━━ Record list ━━

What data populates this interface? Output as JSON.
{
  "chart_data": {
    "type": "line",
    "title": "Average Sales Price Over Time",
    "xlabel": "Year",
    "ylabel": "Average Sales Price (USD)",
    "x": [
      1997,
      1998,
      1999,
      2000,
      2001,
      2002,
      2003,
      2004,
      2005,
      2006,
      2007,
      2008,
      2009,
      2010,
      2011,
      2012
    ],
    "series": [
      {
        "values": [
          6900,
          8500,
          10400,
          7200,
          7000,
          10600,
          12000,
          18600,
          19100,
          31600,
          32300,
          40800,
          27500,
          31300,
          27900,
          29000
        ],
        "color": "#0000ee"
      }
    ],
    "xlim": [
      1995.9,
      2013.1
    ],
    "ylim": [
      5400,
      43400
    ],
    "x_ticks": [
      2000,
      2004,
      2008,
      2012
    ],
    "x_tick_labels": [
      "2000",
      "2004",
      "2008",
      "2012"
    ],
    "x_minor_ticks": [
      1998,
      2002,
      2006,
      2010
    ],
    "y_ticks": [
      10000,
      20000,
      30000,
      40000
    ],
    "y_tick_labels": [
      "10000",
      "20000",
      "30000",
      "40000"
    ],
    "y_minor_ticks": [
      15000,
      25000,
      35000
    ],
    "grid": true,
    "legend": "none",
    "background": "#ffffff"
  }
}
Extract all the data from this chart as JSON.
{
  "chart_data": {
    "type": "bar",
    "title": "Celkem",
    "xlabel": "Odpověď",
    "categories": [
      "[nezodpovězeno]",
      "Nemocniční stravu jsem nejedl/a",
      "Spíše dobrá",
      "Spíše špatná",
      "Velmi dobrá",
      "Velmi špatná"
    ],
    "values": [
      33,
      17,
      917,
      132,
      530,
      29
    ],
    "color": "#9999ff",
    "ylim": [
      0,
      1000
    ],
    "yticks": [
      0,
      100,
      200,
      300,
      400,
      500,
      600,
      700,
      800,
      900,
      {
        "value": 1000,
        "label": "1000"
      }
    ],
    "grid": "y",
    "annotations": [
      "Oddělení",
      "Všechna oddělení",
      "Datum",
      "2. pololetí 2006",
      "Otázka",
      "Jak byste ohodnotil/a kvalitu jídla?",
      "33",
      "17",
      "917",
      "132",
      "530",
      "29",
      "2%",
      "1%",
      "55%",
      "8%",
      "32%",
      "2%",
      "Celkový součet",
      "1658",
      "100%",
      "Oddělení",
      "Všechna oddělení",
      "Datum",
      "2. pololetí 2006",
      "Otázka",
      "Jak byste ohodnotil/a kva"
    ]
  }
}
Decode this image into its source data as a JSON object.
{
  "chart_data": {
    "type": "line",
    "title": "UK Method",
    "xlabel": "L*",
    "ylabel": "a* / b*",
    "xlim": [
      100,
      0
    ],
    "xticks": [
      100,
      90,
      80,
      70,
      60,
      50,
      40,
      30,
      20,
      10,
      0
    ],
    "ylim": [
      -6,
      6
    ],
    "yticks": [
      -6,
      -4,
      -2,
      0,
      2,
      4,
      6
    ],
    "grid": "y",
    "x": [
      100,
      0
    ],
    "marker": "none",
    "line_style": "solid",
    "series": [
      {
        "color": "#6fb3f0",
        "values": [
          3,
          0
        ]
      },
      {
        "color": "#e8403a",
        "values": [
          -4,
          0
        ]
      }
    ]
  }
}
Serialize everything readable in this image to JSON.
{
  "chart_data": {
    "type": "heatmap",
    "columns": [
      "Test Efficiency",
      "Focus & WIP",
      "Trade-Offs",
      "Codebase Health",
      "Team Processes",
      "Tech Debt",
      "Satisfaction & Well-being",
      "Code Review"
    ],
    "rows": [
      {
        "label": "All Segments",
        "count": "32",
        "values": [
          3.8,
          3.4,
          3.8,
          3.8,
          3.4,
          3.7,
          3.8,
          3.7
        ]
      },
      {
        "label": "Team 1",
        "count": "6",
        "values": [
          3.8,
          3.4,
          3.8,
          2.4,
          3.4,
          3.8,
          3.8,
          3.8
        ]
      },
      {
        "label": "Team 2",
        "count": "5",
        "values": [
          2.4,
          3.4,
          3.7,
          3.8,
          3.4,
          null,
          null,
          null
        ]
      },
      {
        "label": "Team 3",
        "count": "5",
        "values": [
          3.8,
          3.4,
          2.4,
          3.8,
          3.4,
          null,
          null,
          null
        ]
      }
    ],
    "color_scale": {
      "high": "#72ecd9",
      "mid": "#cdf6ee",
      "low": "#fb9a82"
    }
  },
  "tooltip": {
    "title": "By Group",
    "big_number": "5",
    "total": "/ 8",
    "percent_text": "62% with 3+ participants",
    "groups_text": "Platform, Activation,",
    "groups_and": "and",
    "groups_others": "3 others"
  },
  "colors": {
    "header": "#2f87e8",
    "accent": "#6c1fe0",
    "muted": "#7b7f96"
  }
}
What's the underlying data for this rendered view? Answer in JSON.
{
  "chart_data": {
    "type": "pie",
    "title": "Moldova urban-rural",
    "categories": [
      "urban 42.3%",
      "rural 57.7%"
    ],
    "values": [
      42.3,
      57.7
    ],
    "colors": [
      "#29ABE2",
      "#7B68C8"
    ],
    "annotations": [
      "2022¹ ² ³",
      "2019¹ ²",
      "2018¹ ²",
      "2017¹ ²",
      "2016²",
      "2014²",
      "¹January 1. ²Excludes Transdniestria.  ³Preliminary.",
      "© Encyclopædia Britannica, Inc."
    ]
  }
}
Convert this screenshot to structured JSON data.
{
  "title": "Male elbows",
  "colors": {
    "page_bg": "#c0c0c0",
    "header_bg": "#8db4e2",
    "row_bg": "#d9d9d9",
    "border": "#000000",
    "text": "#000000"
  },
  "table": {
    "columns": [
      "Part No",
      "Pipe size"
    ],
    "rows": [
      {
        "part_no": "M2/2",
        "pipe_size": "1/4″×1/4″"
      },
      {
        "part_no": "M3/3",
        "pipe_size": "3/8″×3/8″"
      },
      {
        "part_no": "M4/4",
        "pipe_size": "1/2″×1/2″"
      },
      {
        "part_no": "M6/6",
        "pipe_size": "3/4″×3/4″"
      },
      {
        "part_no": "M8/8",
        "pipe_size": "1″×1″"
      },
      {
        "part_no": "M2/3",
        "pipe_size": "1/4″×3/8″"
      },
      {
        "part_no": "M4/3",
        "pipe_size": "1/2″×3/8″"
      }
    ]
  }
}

━━━

Instruction: Exactly reproduce all of the entries above.

Written response:
What data populates this interface? Output as JSON.
{
  "chart_data": {
    "type": "line",
    "title": "Average Sales Price Over Time",
    "xlabel": "Year",
    "ylabel": "Average Sales Price (USD)",
    "x": [
      1997,
      1998,
      1999,
      2000,
      2001,
      2002,
      2003,
      2004,
      2005,
      2006,
      2007,
      2008,
      2009,
      2010,
      2011,
      2012
    ],
    "series": [
      {
        "values": [
          6900,
          8500,
          10400,
          7200,
          7000,
          10600,
          12000,
          18600,
          19100,
          31600,
          32300,
          40800,
          27500,
          31300,
          27900,
          29000
        ],
        "color": "#0000ee"
      }
    ],
    "xlim": [
      1995.9,
      2013.1
    ],
    "ylim": [
      5400,
      43400
    ],
    "x_ticks": [
      2000,
      2004,
      2008,
      2012
    ],
    "x_tick_labels": [
      "2000",
      "2004",
      "2008",
      "2012"
    ],
    "x_minor_ticks": [
      1998,
      2002,
      2006,
      2010
    ],
    "y_ticks": [
      10000,
      20000,
      30000,
      40000
    ],
    "y_tick_labels": [
      "10000",
      "20000",
      "30000",
      "40000"
    ],
    "y_minor_ticks": [
      15000,
      25000,
      35000
    ],
    "grid": true,
    "legend": "none",
    "background": "#ffffff"
  }
}
Extract all the data from this chart as JSON.
{
  "chart_data": {
    "type": "bar",
    "title": "Celkem",
    "xlabel": "Odpověď",
    "categories": [
      "[nezodpovězeno]",
      "Nemocniční stravu jsem nejedl/a",
      "Spíše dobrá",
      "Spíše špatná",
      "Velmi dobrá",
      "Velmi špatná"
    ],
    "values": [
      33,
      17,
      917,
      132,
      530,
      29
    ],
    "color": "#9999ff",
    "ylim": [
      0,
      1000
    ],
    "yticks": [
      0,
      100,
      200,
      300,
      400,
      500,
      600,
      700,
      800,
      900,
      {
        "value": 1000,
        "label": "1000"
      }
    ],
    "grid": "y",
    "annotations": [
      "Oddělení",
      "Všechna oddělení",
      "Datum",
      "2. pololetí 2006",
      "Otázka",
      "Jak byste ohodnotil/a kvalitu jídla?",
      "33",
      "17",
      "917",
      "132",
      "530",
      "29",
      "2%",
      "1%",
      "55%",
      "8%",
      "32%",
      "2%",
      "Celkový součet",
      "1658",
      "100%",
      "Oddělení",
      "Všechna oddělení",
      "Datum",
      "2. pololetí 2006",
      "Otázka",
      "Jak byste ohodnotil/a kva"
    ]
  }
}
Decode this image into its source data as a JSON object.
{
  "chart_data": {
    "type": "line",
    "title": "UK Method",
    "xlabel": "L*",
    "ylabel": "a* / b*",
    "xlim": [
      100,
      0
    ],
    "xticks": [
      100,
      90,
      80,
      70,
      60,
      50,
      40,
      30,
      20,
      10,
      0
    ],
    "ylim": [
      -6,
      6
    ],
    "yticks": [
      -6,
      -4,
      -2,
      0,
      2,
      4,
      6
    ],
    "grid": "y",
    "x": [
      100,
      0
    ],
    "marker": "none",
    "line_style": "solid",
    "series": [
      {
        "color": "#6fb3f0",
        "values": [
          3,
          0
        ]
      },
      {
        "color": "#e8403a",
        "values": [
          -4,
          0
        ]
      }
    ]
  }
}
Serialize everything readable in this image to JSON.
{
  "chart_data": {
    "type": "heatmap",
    "columns": [
      "Test Efficiency",
      "Focus & WIP",
      "Trade-Offs",
      "Codebase Health",
      "Team Processes",
      "Tech Debt",
      "Satisfaction & Well-being",
      "Code Review"
    ],
    "rows": [
      {
        "label": "All Segments",
        "count": "32",
        "values": [
          3.8,
          3.4,
          3.8,
          3.8,
          3.4,
          3.7,
          3.8,
          3.7
        ]
      },
      {
        "label": "Team 1",
        "count": "6",
        "values": [
          3.8,
          3.4,
          3.8,
          2.4,
          3.4,
          3.8,
          3.8,
          3.8
        ]
      },
      {
        "label": "Team 2",
        "count": "5",
        "values": [
          2.4,
          3.4,
          3.7,
          3.8,
          3.4,
          null,
          null,
          null
        ]
      },
      {
        "label": "Team 3",
        "count": "5",
        "values": [
          3.8,
          3.4,
          2.4,
          3.8,
          3.4,
          null,
          null,
          null
        ]
      }
    ],
    "color_scale": {
      "high": "#72ecd9",
      "mid": "#cdf6ee",
      "low": "#fb9a82"
    }
  },
  "tooltip": {
    "title": "By Group",
    "big_number": "5",
    "total": "/ 8",
    "percent_text": "62% with 3+ participants",
    "groups_text": "Platform, Activation,",
    "groups_and": "and",
    "groups_others": "3 others"
  },
  "colors": {
    "header": "#2f87e8",
    "accent": "#6c1fe0",
    "muted": "#7b7f96"
  }
}
What's the underlying data for this rendered view? Answer in JSON.
{
  "chart_data": {
    "type": "pie",
    "title": "Moldova urban-rural",
    "categories": [
      "urban 42.3%",
      "rural 57.7%"
    ],
    "values": [
      42.3,
      57.7
    ],
    "colors": [
      "#29ABE2",
      "#7B68C8"
    ],
    "annotations": [
      "2022¹ ² ³",
      "2019¹ ²",
      "2018¹ ²",
      "2017¹ ²",
      "2016²",
      "2014²",
      "¹January 1. ²Excludes Transdniestria.  ³Preliminary.",
      "© Encyclopædia Britannica, Inc."
    ]
  }
}
Convert this screenshot to structured JSON data.
{
  "title": "Male elbows",
  "colors": {
    "page_bg": "#c0c0c0",
    "header_bg": "#8db4e2",
    "row_bg": "#d9d9d9",
    "border": "#000000",
    "text": "#000000"
  },
  "table": {
    "columns": [
      "Part No",
      "Pipe size"
    ],
    "rows": [
      {
        "part_no": "M2/2",
        "pipe_size": "1/4″×1/4″"
      },
      {
        "part_no": "M3/3",
        "pipe_size": "3/8″×3/8″"
      },
      {
        "part_no": "M4/4",
        "pipe_size": "1/2″×1/2″"
      },
      {
        "part_no": "M6/6",
        "pipe_size": "3/4″×3/4″"
      },
      {
        "part_no": "M8/8",
        "pipe_size": "1″×1″"
      },
      {
        "part_no": "M2/3",
        "pipe_size": "1/4″×3/8″"
      },
      {
        "part_no": "M4/3",
        "pipe_size": "1/2″×3/8″"
      }
    ]
  }
}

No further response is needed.